● **Task**: State how many lines of the entries include the string "toward", please, leaving out everything but the number.

** start of Record excerpts **

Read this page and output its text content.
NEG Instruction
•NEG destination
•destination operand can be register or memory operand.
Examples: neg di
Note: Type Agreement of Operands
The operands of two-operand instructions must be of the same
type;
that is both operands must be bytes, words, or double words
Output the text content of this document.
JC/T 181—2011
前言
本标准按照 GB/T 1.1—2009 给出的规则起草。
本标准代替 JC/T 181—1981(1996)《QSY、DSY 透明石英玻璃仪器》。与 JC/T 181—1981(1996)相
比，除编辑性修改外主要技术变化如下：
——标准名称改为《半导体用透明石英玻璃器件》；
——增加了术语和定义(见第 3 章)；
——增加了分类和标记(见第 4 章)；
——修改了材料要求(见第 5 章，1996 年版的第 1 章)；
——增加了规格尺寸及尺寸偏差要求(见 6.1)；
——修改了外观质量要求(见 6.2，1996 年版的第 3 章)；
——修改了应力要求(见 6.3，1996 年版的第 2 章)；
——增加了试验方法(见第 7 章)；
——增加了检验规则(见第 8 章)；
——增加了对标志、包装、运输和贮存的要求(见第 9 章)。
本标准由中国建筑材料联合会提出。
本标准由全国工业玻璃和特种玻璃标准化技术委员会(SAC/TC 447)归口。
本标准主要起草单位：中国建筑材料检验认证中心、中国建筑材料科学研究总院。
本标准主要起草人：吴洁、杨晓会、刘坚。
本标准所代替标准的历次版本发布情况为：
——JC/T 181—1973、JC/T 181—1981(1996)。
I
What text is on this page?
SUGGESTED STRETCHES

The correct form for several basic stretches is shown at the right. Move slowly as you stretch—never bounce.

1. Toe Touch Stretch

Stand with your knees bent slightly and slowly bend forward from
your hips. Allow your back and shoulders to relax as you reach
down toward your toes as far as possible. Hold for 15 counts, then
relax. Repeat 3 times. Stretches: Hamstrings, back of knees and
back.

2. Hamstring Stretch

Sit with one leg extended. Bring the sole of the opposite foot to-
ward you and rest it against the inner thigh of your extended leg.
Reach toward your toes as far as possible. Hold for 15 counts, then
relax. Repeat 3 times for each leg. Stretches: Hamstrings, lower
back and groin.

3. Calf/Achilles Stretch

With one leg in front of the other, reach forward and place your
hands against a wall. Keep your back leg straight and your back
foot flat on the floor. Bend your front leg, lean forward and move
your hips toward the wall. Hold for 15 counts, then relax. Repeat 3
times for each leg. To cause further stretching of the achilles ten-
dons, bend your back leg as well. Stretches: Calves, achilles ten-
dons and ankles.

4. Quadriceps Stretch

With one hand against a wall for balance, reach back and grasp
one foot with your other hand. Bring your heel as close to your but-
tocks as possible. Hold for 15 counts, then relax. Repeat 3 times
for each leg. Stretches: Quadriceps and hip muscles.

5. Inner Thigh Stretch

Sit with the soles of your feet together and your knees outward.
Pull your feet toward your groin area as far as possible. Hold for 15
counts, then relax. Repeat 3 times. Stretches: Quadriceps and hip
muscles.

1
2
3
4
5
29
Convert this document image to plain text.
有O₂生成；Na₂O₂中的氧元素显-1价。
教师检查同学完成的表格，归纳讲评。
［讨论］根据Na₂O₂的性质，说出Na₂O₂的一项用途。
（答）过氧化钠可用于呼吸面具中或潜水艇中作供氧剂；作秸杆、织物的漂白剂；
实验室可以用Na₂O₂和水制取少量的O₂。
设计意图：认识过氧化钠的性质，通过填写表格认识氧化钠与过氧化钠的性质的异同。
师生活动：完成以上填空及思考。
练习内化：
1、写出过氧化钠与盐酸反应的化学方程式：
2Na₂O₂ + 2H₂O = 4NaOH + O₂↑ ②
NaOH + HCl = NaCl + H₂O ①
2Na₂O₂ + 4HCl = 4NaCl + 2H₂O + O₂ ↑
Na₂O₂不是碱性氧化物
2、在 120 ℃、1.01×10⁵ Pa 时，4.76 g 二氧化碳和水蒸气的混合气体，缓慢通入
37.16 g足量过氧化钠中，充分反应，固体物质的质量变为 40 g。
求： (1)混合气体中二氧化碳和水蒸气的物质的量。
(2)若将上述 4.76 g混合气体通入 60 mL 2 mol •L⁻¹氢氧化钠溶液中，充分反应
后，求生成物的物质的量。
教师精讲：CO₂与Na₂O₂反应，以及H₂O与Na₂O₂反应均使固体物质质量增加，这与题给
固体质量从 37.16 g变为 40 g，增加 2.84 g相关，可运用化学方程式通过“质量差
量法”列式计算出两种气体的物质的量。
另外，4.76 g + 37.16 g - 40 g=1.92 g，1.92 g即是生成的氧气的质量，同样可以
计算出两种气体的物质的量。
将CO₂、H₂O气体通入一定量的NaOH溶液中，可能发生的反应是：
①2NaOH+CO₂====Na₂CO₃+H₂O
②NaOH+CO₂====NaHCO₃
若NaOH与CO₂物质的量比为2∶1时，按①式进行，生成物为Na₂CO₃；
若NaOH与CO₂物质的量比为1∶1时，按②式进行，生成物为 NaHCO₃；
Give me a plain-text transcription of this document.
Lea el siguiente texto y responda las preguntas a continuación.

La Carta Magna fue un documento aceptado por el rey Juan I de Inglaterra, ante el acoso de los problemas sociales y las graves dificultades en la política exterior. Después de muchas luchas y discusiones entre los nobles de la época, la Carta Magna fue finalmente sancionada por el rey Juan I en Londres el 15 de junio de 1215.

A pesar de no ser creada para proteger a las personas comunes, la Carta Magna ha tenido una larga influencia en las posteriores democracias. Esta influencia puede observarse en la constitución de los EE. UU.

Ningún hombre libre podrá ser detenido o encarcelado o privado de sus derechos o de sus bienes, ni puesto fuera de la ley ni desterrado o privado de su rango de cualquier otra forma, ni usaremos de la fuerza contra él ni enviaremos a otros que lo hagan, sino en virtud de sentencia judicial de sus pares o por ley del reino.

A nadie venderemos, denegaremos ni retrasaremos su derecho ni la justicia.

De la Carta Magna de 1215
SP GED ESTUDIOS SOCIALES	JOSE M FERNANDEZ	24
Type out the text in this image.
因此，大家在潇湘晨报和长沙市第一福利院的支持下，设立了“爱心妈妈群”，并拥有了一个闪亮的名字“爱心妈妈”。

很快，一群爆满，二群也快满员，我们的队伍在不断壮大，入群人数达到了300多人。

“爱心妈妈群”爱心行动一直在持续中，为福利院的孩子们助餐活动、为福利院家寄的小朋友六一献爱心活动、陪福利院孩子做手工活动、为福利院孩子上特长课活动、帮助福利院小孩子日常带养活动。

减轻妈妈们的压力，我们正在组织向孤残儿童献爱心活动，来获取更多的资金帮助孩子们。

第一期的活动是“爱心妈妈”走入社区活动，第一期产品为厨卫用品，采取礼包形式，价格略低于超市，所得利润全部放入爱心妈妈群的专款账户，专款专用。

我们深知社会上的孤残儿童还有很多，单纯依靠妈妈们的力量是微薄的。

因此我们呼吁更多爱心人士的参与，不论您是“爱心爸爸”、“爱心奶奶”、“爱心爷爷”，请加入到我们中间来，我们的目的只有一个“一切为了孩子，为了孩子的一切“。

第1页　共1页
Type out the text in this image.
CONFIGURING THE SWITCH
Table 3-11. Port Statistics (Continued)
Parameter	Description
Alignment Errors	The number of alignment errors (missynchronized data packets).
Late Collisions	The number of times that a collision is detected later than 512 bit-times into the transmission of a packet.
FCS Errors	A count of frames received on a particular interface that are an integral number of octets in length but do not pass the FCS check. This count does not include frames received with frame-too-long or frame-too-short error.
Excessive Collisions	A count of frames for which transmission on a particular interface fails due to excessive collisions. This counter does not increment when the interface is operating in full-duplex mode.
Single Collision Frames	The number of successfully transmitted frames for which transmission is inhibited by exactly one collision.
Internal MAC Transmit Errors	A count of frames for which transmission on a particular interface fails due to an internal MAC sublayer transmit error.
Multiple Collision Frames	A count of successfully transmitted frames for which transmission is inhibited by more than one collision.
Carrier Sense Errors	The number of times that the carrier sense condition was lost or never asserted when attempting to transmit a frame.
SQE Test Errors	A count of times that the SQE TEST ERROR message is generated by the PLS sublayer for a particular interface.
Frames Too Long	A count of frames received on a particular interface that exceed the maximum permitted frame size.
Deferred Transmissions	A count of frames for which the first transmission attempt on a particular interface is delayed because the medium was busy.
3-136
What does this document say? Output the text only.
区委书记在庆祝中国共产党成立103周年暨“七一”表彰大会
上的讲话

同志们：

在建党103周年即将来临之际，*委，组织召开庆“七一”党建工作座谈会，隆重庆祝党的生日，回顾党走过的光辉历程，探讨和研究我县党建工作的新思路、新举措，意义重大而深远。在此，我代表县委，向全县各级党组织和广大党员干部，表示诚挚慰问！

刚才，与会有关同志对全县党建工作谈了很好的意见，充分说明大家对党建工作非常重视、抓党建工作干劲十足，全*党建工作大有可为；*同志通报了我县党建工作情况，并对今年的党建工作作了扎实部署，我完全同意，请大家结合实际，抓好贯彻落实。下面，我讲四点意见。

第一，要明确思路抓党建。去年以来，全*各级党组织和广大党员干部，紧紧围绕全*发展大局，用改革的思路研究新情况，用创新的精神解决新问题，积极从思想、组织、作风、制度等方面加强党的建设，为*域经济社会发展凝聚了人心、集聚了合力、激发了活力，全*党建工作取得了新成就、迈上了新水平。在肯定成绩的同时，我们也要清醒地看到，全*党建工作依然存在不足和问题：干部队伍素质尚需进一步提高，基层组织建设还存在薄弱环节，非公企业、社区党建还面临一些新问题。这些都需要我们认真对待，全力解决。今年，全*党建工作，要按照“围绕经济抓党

** end of Record excerpts **

● **Complete answer**: 4